* _CONSEGNA 1_: Trascrivi fedelmente il passo dell'articolo su Prodi che inizia con le parole "Cento coltellate, nemmeno" e si chiude dopo "rimuovere in fretta.".
* _CONSEGNA 2_: Individua e riporta ogni riga dei record che contiene la parola "Leden", tenendo conto di maiuscole e minuscole.

* _TESTO CITATO_:
* * * * * * * * *
L'ex premier bruciato sulla strada del Colle dai franchi tiratori democratici. Lui sibila: "Mi ritiro, ma chi ha preso questa decisione si assuma le sue colpe"

Cento pugnalate a Prodi sconfitto per la terza volta

Cento coltellate, nemmeno Bruto e Cassio erano arrivati a tanto. Certo, Giulio Cesare era solo un prode romano che conquistò l'Europa e non un Romano Prodi ex presidente della Commissione Ue, ma insomma, l'agguato che si consuma al tramonto a Montecitorio lascia sul terreno molto sangue del Pd, un Parlamento paralizzato e un cadavere politico eccellente da rimuovere in fretta.

Il Professore si arrende all'ora di cena: «Il risultato del voto e la dinamica che è alle sue spalle mi inducono a ritenere che non ci siano più le condizioni. Mi hanno tradito per la terza volta, ne prendo atto». All'inizio ha provato a resistere, sperando nel quinto scutinio. «Sta riflettendo se mantenere o meno la propria disponibilità per la presidenza della Repubblica», spiegavano a caldo i suoi collaboratori, subito dopo la botta. Ma la risposta era scontata, Matteo Renzi l'aveva già anticipata. «La candidatura di Prodi non c'è più». Grazie, si accomodi e ci lasci lavorare. Così il Prof è rimasto in Mali, per un convegno Onu sul peace-keeping. E il il volo Bamako-Roma, farsi acclamare? Cancellato.

Ora però Romano è imbufalito e minaccia vendetta: io rimango per l'Africa, dice, ma Pier Luigi deve pagare: «Ritorno serenamente ai programmi della mia vita. Ma chi mi ha portato a questa decisione deve farsi carico delle sue responsabilità». Sì, c'è proprio rimasto male. Del resto, bisogna pure capirlo. Dopo un lungo e nascosto rullaggio, dopo lo schianto di Marini, la sua finestra di volo si è aperta in mattinata, quando Bersani ha fatto il suo nome correndandolo da un accorato appello all'unità del partito. Scene di giubilo, tutti in piedi ad applaudire, pronti alla prova di forza. Soltanto dieci ore dopo, nel segreto dell'urna, il Pd ha colpito, affondato e umiliato il suo creatore.
* * * * * * * * *
* _Elementi del dataset_:
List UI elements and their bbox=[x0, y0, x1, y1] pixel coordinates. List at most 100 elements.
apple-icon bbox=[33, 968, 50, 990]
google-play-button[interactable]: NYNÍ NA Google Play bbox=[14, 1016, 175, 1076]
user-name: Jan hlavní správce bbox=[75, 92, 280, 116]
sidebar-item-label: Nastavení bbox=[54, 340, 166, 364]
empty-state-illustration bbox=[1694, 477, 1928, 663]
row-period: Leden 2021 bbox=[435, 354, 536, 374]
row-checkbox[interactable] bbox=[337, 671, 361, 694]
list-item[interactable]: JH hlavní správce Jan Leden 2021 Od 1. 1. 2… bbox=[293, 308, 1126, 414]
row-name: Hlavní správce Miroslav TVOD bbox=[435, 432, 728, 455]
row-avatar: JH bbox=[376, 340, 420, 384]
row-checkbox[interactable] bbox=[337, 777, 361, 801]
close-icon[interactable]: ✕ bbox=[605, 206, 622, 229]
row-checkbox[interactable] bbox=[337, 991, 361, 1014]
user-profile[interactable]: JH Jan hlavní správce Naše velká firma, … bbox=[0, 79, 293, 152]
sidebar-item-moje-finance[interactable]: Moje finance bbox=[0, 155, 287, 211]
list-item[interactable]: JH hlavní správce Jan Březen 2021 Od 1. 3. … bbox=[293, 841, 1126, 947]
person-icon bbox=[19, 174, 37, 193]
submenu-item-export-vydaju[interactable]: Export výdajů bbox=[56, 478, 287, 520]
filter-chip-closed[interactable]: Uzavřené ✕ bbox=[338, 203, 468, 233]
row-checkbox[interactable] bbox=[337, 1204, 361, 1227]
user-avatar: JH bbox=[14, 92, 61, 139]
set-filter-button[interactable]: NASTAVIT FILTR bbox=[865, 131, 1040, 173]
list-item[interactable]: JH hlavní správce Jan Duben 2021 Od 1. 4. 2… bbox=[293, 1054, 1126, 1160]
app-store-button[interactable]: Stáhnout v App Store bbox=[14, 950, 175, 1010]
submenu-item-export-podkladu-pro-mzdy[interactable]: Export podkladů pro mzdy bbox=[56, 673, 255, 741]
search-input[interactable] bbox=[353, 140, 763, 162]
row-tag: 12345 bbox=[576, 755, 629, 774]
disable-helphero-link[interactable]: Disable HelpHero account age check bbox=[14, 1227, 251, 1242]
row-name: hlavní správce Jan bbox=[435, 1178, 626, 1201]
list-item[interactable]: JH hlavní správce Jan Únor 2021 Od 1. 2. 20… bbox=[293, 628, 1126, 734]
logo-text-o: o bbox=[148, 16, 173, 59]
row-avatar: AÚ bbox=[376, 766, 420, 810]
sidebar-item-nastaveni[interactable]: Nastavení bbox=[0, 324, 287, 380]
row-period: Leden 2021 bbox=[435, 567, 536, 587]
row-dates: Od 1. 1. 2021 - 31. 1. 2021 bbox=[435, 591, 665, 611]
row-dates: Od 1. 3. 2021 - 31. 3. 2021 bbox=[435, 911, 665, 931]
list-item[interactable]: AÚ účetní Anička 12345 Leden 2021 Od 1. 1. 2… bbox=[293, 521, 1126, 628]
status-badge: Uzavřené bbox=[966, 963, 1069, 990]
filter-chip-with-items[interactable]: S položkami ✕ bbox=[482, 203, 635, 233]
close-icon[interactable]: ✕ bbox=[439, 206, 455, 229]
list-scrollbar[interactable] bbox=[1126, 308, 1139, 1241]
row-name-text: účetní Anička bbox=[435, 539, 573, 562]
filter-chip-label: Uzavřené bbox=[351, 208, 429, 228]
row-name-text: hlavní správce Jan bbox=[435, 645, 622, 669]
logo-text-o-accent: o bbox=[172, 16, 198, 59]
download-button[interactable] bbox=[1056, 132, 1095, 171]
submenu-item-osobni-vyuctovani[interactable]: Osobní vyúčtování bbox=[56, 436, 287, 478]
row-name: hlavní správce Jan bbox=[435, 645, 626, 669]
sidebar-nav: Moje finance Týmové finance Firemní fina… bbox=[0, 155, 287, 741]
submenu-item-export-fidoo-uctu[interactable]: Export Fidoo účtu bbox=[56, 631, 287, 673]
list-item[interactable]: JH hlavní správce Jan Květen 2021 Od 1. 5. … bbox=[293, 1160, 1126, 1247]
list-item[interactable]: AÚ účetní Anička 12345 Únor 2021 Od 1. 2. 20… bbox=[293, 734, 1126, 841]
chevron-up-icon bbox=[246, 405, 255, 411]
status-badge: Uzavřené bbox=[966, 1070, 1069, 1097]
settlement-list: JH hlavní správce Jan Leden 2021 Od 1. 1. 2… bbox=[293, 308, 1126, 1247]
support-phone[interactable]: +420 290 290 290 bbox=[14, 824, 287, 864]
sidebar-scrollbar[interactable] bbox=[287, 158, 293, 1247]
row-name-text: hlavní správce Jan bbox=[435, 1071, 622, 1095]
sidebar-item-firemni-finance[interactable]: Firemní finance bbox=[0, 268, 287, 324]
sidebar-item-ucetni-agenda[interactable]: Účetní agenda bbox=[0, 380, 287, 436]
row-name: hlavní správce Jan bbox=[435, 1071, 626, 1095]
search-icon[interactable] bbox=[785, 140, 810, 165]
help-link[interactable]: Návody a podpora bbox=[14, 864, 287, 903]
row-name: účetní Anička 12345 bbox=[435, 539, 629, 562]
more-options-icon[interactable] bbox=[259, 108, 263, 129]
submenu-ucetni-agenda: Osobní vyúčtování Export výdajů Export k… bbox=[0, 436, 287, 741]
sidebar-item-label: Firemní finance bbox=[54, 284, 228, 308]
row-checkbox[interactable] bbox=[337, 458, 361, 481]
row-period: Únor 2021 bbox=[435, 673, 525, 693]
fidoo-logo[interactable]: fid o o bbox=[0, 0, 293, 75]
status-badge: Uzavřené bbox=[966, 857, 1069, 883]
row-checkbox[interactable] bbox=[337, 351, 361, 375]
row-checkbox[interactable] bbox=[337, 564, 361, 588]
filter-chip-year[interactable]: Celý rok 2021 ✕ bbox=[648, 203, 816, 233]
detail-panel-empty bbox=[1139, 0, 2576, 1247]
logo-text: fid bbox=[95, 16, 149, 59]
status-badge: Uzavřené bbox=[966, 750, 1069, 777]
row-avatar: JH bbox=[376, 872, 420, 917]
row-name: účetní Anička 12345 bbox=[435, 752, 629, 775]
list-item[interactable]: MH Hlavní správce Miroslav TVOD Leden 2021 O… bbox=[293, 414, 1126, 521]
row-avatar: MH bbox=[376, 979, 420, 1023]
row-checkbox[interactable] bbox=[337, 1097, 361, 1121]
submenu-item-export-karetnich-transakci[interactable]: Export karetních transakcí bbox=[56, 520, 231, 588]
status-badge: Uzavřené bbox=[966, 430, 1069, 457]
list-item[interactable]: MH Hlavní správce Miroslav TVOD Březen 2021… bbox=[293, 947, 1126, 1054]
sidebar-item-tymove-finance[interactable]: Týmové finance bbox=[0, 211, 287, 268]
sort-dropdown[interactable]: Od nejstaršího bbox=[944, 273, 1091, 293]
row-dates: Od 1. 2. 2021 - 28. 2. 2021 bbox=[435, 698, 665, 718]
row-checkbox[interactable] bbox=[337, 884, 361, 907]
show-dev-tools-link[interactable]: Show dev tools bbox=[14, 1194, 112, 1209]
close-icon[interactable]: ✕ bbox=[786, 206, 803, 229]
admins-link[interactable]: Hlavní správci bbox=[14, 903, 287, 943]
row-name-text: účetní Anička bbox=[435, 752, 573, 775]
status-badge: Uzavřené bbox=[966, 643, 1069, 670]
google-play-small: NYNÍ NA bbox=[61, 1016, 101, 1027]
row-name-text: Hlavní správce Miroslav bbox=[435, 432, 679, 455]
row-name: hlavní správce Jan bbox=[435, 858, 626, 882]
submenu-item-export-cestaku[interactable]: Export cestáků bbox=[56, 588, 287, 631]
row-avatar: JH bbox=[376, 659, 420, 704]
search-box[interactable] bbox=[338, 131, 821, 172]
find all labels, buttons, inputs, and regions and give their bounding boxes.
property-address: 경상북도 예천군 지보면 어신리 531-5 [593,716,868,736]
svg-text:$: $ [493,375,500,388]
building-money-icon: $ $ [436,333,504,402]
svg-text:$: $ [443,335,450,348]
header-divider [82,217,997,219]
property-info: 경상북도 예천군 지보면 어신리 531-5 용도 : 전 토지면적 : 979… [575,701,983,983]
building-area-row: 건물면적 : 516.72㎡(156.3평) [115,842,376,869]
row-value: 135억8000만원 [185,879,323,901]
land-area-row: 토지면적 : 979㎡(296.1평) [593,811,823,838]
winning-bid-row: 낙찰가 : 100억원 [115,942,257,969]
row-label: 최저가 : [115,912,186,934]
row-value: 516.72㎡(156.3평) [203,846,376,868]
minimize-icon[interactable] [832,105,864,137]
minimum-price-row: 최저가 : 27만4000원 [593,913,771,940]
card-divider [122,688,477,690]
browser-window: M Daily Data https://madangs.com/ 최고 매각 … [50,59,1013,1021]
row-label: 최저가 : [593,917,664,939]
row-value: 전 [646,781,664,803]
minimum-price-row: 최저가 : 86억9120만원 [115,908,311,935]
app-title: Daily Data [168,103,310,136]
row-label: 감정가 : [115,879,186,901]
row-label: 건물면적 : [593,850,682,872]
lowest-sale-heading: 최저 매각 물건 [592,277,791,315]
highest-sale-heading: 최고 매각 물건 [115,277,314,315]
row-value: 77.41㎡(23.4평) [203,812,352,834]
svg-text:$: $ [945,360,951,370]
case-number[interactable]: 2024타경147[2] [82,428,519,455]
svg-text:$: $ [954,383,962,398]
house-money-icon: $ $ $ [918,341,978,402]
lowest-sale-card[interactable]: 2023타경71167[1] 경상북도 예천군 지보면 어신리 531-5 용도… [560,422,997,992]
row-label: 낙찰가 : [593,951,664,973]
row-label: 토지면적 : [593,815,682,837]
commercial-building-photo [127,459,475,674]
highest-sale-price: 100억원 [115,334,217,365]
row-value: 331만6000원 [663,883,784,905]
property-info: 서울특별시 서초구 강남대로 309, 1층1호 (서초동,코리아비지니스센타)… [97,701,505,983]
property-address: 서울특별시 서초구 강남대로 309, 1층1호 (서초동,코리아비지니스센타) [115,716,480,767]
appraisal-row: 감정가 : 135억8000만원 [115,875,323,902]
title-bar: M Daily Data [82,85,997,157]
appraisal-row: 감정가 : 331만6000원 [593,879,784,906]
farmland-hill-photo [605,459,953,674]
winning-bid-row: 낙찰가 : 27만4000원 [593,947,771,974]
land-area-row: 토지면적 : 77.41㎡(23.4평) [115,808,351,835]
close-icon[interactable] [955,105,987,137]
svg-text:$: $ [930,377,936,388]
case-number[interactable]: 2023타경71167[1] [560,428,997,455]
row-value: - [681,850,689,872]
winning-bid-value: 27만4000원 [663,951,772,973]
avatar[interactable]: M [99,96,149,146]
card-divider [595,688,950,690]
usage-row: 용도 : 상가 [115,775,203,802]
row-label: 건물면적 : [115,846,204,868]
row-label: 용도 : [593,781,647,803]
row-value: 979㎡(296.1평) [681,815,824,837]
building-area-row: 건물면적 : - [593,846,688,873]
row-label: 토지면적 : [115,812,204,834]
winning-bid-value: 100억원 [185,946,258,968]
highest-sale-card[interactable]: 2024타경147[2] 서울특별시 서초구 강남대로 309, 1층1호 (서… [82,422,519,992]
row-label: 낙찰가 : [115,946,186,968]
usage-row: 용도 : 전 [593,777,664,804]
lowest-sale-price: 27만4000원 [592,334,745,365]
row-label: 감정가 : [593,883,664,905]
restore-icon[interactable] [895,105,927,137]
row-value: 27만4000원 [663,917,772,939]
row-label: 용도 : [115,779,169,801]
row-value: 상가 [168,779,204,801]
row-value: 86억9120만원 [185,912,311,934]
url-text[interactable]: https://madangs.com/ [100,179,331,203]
* * * * * * * * *
* _RISPOSTA 1_:
Cento coltellate, nemmeno Bruto e Cassio erano arrivati a tanto. Certo, Giulio Cesare era solo un prode romano che conquistò l'Europa e non un Romano Prodi ex presidente della Commissione Ue, ma insomma, l'agguato che si consuma al tramonto a Montecitorio lascia sul terreno molto sangue del Pd, un Parlamento paralizzato e un cadavere politico eccellente da rimuovere in fretta.

* _RISPOSTA 2_:
row-period: Leden 2021 bbox=[435, 354, 536, 374]
list-item[interactable]: JH hlavní správce Jan Leden 2021 Od 1. 1. 2… bbox=[293, 308, 1126, 414]
row-period: Leden 2021 bbox=[435, 567, 536, 587]
list-item[interactable]: AÚ účetní Anička 12345 Leden 2021 Od 1. 1. 2… bbox=[293, 521, 1126, 628]
settlement-list: JH hlavní správce Jan Leden 2021 Od 1. 1. 2… bbox=[293, 308, 1126, 1247]
list-item[interactable]: MH Hlavní správce Miroslav TVOD Leden 2021 O… bbox=[293, 414, 1126, 521]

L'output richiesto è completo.